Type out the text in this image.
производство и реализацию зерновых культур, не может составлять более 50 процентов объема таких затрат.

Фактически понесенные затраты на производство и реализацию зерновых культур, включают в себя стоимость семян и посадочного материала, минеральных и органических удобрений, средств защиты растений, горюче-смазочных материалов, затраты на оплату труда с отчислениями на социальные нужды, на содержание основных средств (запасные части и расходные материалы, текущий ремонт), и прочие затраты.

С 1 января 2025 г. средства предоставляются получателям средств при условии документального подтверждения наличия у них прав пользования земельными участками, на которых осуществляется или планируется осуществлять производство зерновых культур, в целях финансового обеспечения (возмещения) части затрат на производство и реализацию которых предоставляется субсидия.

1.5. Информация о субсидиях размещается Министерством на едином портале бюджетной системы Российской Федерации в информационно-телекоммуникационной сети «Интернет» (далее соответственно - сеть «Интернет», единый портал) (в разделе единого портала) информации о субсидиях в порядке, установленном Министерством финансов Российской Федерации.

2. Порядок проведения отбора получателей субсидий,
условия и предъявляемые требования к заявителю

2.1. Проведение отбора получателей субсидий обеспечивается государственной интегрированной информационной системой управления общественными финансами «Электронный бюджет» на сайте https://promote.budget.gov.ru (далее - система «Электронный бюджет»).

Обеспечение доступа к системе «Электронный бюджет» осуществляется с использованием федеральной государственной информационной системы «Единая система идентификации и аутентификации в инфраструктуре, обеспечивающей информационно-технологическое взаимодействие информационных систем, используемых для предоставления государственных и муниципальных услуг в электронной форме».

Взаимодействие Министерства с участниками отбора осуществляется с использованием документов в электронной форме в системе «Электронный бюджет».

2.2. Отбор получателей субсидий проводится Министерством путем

————

■ EXERCISE AIM
Give the count of lines containing "система", with no added text.

■ WRITTEN ANSWER
2